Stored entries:

################

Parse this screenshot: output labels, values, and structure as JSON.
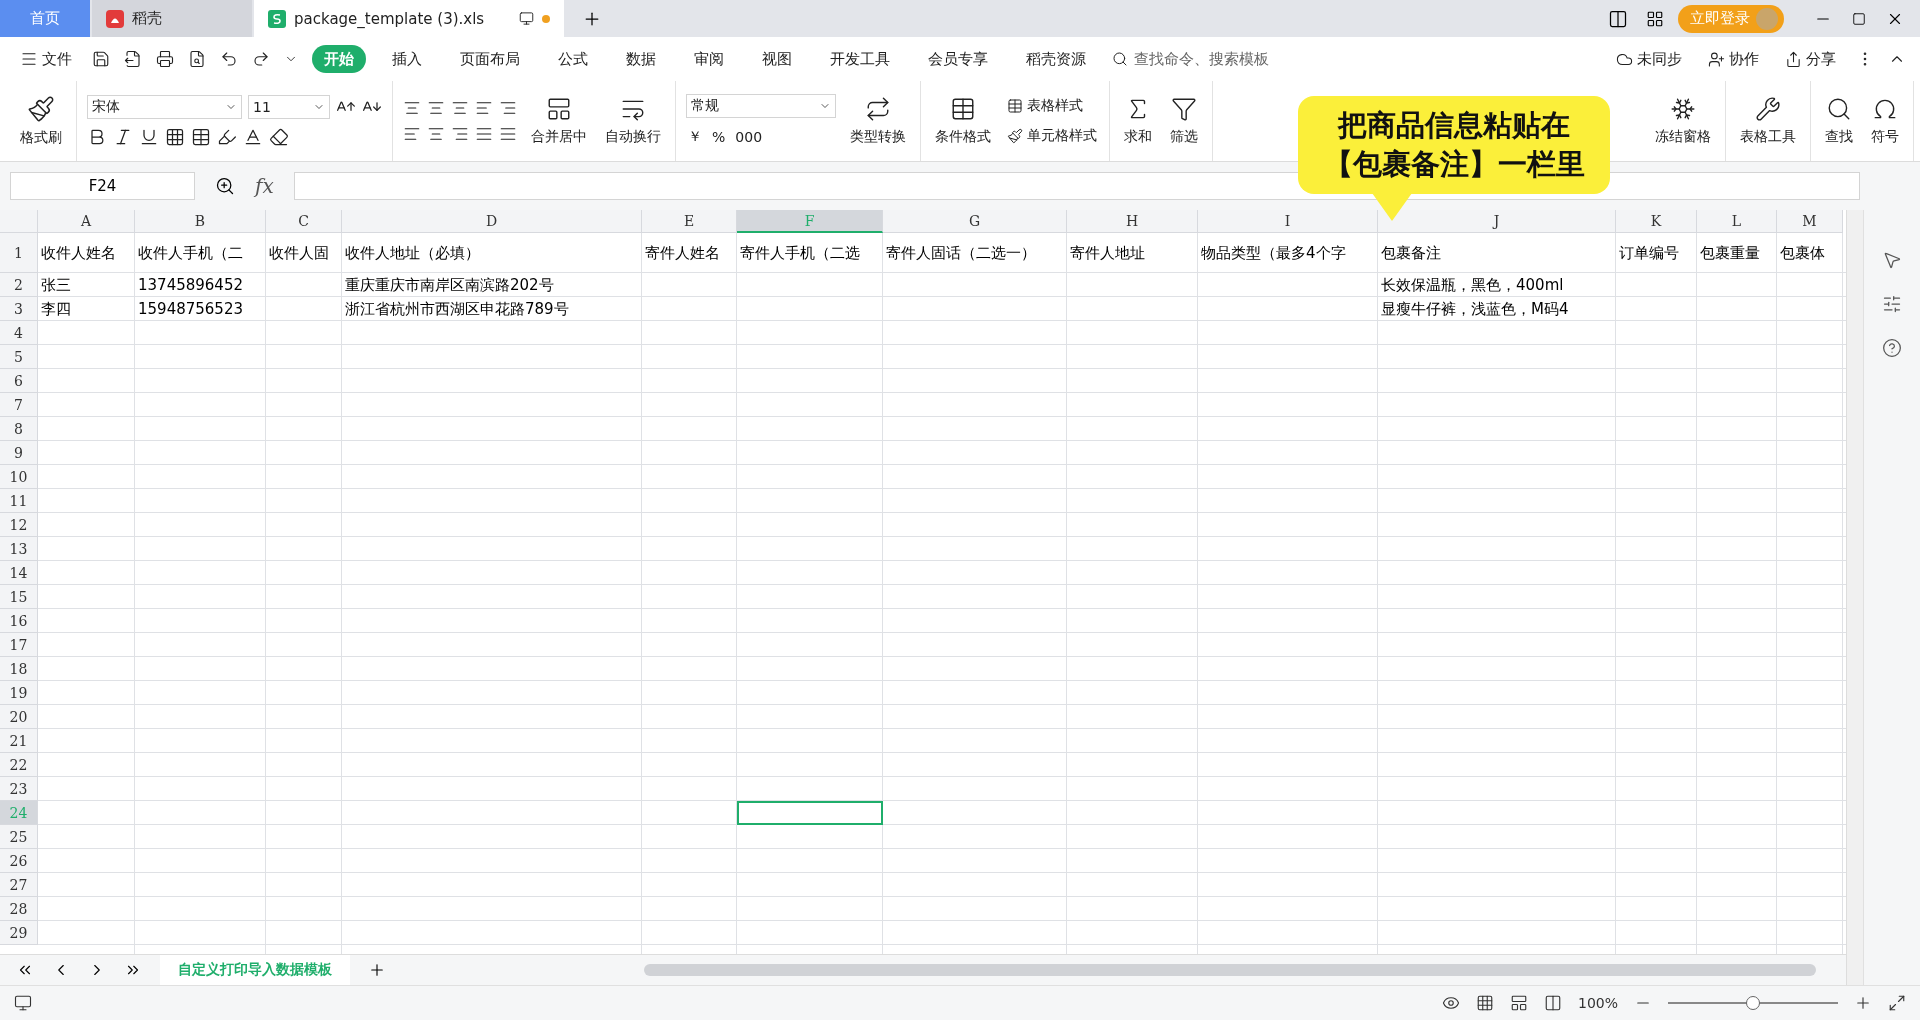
{
  "title_tabs": [
    {
      "label": "首页",
      "kind": "home",
      "selected": false
    },
    {
      "label": "稻壳",
      "kind": "app",
      "selected": false
    },
    {
      "label": "package_template (3).xls",
      "kind": "doc",
      "selected": true
    }
  ],
  "account": {
    "login": "立即登录"
  },
  "menu": {
    "file": "文件",
    "tabs": [
      {
        "label": "开始",
        "selected": true
      },
      {
        "label": "插入",
        "selected": false
      },
      {
        "label": "页面布局",
        "selected": false
      },
      {
        "label": "公式",
        "selected": false
      },
      {
        "label": "数据",
        "selected": false
      },
      {
        "label": "审阅",
        "selected": false
      },
      {
        "label": "视图",
        "selected": false
      },
      {
        "label": "开发工具",
        "selected": false
      },
      {
        "label": "会员专享",
        "selected": false
      },
      {
        "label": "稻壳资源",
        "selected": false
      }
    ],
    "search": {
      "placeholder": "查找命令、搜索模板"
    },
    "actions": [
      "未同步",
      "协作",
      "分享"
    ]
  },
  "ribbon": {
    "format_painter": "格式刷",
    "font": "宋体",
    "font_size": "11",
    "merge": "合并居中",
    "wrap": "自动换行",
    "number_format": "常规",
    "currency": "￥",
    "percent": "%",
    "thousands": "000",
    "convert": "类型转换",
    "conditional": "条件格式",
    "table_style": "表格样式",
    "cell_style": "单元格样式",
    "sum": "求和",
    "filter": "筛选",
    "freeze": "冻结窗格",
    "table_tools": "表格工具",
    "find": "查找",
    "symbol": "符号"
  },
  "callout": {
    "lines": [
      "把商品信息粘贴在",
      "【包裹备注】一栏里"
    ]
  },
  "name_box": "F24",
  "formula_label": "fx",
  "columns": [
    {
      "label": "A",
      "selected": false
    },
    {
      "label": "B",
      "selected": false
    },
    {
      "label": "C",
      "selected": false
    },
    {
      "label": "D",
      "selected": false
    },
    {
      "label": "E",
      "selected": false
    },
    {
      "label": "F",
      "selected": true
    },
    {
      "label": "G",
      "selected": false
    },
    {
      "label": "H",
      "selected": false
    },
    {
      "label": "I",
      "selected": false
    },
    {
      "label": "J",
      "selected": false
    },
    {
      "label": "K",
      "selected": false
    },
    {
      "label": "L",
      "selected": false
    },
    {
      "label": "M",
      "selected": false
    }
  ],
  "rows": [
    {
      "number": "1",
      "selected": false,
      "cells": {
        "A": "收件人姓名",
        "B": "收件人手机（二",
        "C": "收件人固",
        "D": "收件人地址（必填）",
        "E": "寄件人姓名",
        "F": "寄件人手机（二选",
        "G": "寄件人固话（二选一）",
        "H": "寄件人地址",
        "I": "物品类型（最多4个字",
        "J": "包裹备注",
        "K": "订单编号",
        "L": "包裹重量",
        "M": "包裹体"
      }
    },
    {
      "number": "2",
      "selected": false,
      "cells": {
        "A": "张三",
        "B": "13745896452",
        "D": "重庆重庆市南岸区南滨路202号",
        "J": "长效保温瓶，黑色，400ml"
      }
    },
    {
      "number": "3",
      "selected": false,
      "cells": {
        "A": "李四",
        "B": "15948756523",
        "D": "浙江省杭州市西湖区申花路789号",
        "J": "显瘦牛仔裤，浅蓝色，M码4"
      }
    },
    {
      "number": "4",
      "selected": false
    },
    {
      "number": "5",
      "selected": false
    },
    {
      "number": "6",
      "selected": false
    },
    {
      "number": "7",
      "selected": false
    },
    {
      "number": "8",
      "selected": false
    },
    {
      "number": "9",
      "selected": false
    },
    {
      "number": "10",
      "selected": false
    },
    {
      "number": "11",
      "selected": false
    },
    {
      "number": "12",
      "selected": false
    },
    {
      "number": "13",
      "selected": false
    },
    {
      "number": "14",
      "selected": false
    },
    {
      "number": "15",
      "selected": false
    },
    {
      "number": "16",
      "selected": false
    },
    {
      "number": "17",
      "selected": false
    },
    {
      "number": "18",
      "selected": false
    },
    {
      "number": "19",
      "selected": false
    },
    {
      "number": "20",
      "selected": false
    },
    {
      "number": "21",
      "selected": false
    },
    {
      "number": "22",
      "selected": false
    },
    {
      "number": "23",
      "selected": false
    },
    {
      "number": "24",
      "selected": true
    },
    {
      "number": "25",
      "selected": false
    },
    {
      "number": "26",
      "selected": false
    },
    {
      "number": "27",
      "selected": false
    },
    {
      "number": "28",
      "selected": false
    },
    {
      "number": "29",
      "selected": false
    }
  ],
  "sheet_tabs": [
    {
      "label": "自定义打印导入数据模板",
      "selected": true
    }
  ],
  "status": {
    "zoom": "100%",
    "zoom_slider": {
      "level": 0.5
    }
  }
}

################

• Direction: Reproduce the full listing faithfully, but do not carry over any pictures.

• Finished answer:
Parse this screenshot: output labels, values, and structure as JSON.
{
  "title_tabs": [
    {
      "label": "首页",
      "kind": "home",
      "selected": false
    },
    {
      "label": "稻壳",
      "kind": "app",
      "selected": false
    },
    {
      "label": "package_template (3).xls",
      "kind": "doc",
      "selected": true
    }
  ],
  "account": {
    "login": "立即登录"
  },
  "menu": {
    "file": "文件",
    "tabs": [
      {
        "label": "开始",
        "selected": true
      },
      {
        "label": "插入",
        "selected": false
      },
      {
        "label": "页面布局",
        "selected": false
      },
      {
        "label": "公式",
        "selected": false
      },
      {
        "label": "数据",
        "selected": false
      },
      {
        "label": "审阅",
        "selected": false
      },
      {
        "label": "视图",
        "selected": false
      },
      {
        "label": "开发工具",
        "selected": false
      },
      {
        "label": "会员专享",
        "selected": false
      },
      {
        "label": "稻壳资源",
        "selected": false
      }
    ],
    "search": {
      "placeholder": "查找命令、搜索模板"
    },
    "actions": [
      "未同步",
      "协作",
      "分享"
    ]
  },
  "ribbon": {
    "format_painter": "格式刷",
    "font": "宋体",
    "font_size": "11",
    "merge": "合并居中",
    "wrap": "自动换行",
    "number_format": "常规",
    "currency": "￥",
    "percent": "%",
    "thousands": "000",
    "convert": "类型转换",
    "conditional": "条件格式",
    "table_style": "表格样式",
    "cell_style": "单元格样式",
    "sum": "求和",
    "filter": "筛选",
    "freeze": "冻结窗格",
    "table_tools": "表格工具",
    "find": "查找",
    "symbol": "符号"
  },
  "callout": {
    "lines": [
      "把商品信息粘贴在",
      "【包裹备注】一栏里"
    ]
  },
  "name_box": "F24",
  "formula_label": "fx",
  "columns": [
    {
      "label": "A",
      "selected": false
    },
    {
      "label": "B",
      "selected": false
    },
    {
      "label": "C",
      "selected": false
    },
    {
      "label": "D",
      "selected": false
    },
    {
      "label": "E",
      "selected": false
    },
    {
      "label": "F",
      "selected": true
    },
    {
      "label": "G",
      "selected": false
    },
    {
      "label": "H",
      "selected": false
    },
    {
      "label": "I",
      "selected": false
    },
    {
      "label": "J",
      "selected": false
    },
    {
      "label": "K",
      "selected": false
    },
    {
      "label": "L",
      "selected": false
    },
    {
      "label": "M",
      "selected": false
    }
  ],
  "rows": [
    {
      "number": "1",
      "selected": false,
      "cells": {
        "A": "收件人姓名",
        "B": "收件人手机（二",
        "C": "收件人固",
        "D": "收件人地址（必填）",
        "E": "寄件人姓名",
        "F": "寄件人手机（二选",
        "G": "寄件人固话（二选一）",
        "H": "寄件人地址",
        "I": "物品类型（最多4个字",
        "J": "包裹备注",
        "K": "订单编号",
        "L": "包裹重量",
        "M": "包裹体"
      }
    },
    {
      "number": "2",
      "selected": false,
      "cells": {
        "A": "张三",
        "B": "13745896452",
        "D": "重庆重庆市南岸区南滨路202号",
        "J": "长效保温瓶，黑色，400ml"
      }
    },
    {
      "number": "3",
      "selected": false,
      "cells": {
        "A": "李四",
        "B": "15948756523",
        "D": "浙江省杭州市西湖区申花路789号",
        "J": "显瘦牛仔裤，浅蓝色，M码4"
      }
    },
    {
      "number": "4",
      "selected": false
    },
    {
      "number": "5",
      "selected": false
    },
    {
      "number": "6",
      "selected": false
    },
    {
      "number": "7",
      "selected": false
    },
    {
      "number": "8",
      "selected": false
    },
    {
      "number": "9",
      "selected": false
    },
    {
      "number": "10",
      "selected": false
    },
    {
      "number": "11",
      "selected": false
    },
    {
      "number": "12",
      "selected": false
    },
    {
      "number": "13",
      "selected": false
    },
    {
      "number": "14",
      "selected": false
    },
    {
      "number": "15",
      "selected": false
    },
    {
      "number": "16",
      "selected": false
    },
    {
      "number": "17",
      "selected": false
    },
    {
      "number": "18",
      "selected": false
    },
    {
      "number": "19",
      "selected": false
    },
    {
      "number": "20",
      "selected": false
    },
    {
      "number": "21",
      "selected": false
    },
    {
      "number": "22",
      "selected": false
    },
    {
      "number": "23",
      "selected": false
    },
    {
      "number": "24",
      "selected": true
    },
    {
      "number": "25",
      "selected": false
    },
    {
      "number": "26",
      "selected": false
    },
    {
      "number": "27",
      "selected": false
    },
    {
      "number": "28",
      "selected": false
    },
    {
      "number": "29",
      "selected": false
    }
  ],
  "sheet_tabs": [
    {
      "label": "自定义打印导入数据模板",
      "selected": true
    }
  ],
  "status": {
    "zoom": "100%",
    "zoom_slider": {
      "level": 0.5
    }
  }
}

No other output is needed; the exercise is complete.